* [The input]

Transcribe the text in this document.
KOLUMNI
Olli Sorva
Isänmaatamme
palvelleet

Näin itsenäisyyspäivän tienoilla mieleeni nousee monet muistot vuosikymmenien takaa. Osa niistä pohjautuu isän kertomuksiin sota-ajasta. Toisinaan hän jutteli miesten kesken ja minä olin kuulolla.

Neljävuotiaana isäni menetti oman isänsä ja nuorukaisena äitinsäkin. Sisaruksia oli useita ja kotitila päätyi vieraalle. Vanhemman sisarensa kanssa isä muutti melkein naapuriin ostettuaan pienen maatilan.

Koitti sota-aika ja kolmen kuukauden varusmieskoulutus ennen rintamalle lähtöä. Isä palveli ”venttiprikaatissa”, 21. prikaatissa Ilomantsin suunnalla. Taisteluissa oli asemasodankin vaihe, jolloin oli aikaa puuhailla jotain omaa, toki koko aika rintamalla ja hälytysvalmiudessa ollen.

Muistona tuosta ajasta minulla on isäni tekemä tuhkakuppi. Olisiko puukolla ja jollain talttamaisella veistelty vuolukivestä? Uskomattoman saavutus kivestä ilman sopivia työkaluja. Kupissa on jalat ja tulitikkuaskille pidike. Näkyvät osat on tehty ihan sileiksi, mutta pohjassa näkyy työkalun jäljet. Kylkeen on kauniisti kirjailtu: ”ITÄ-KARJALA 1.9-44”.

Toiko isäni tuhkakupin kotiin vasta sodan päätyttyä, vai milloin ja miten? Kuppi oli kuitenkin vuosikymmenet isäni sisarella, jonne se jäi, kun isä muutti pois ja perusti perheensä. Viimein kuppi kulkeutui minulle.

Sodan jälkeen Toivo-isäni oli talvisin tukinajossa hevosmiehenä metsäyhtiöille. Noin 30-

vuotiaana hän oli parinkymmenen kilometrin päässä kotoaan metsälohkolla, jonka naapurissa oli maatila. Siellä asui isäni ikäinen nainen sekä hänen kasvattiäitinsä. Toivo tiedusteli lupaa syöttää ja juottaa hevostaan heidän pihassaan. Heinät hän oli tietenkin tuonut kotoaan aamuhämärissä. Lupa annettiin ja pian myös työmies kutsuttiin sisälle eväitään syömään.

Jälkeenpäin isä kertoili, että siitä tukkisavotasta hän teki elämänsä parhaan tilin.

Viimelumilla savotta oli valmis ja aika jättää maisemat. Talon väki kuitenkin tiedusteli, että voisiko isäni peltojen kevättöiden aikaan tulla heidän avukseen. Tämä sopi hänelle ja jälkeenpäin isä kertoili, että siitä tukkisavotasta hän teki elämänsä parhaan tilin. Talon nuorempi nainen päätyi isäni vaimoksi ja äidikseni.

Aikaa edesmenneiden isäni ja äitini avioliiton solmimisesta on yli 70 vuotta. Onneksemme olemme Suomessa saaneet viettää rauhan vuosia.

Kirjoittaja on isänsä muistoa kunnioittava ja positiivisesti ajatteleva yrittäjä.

* [Job] Find the string "Toivo" in the listing and return every line that holds it.

* [Full answer]
Sodan jälkeen Toivo-isäni oli talvisin tukinajossa hevosmiehenä metsäyhtiöille. Noin 30-
vuotiaana hän oli parinkymmenen kilometrin päässä kotoaan metsälohkolla, jonka naapurissa oli maatila. Siellä asui isäni ikäinen nainen sekä hänen kasvattiäitinsä. Toivo tiedusteli lupaa syöttää ja juottaa hevostaan heidän pihassaan. Heinät hän oli tietenkin tuonut kotoaan aamuhämärissä. Lupa annettiin ja pian myös työmies kutsuttiin sisälle eväitään syömään.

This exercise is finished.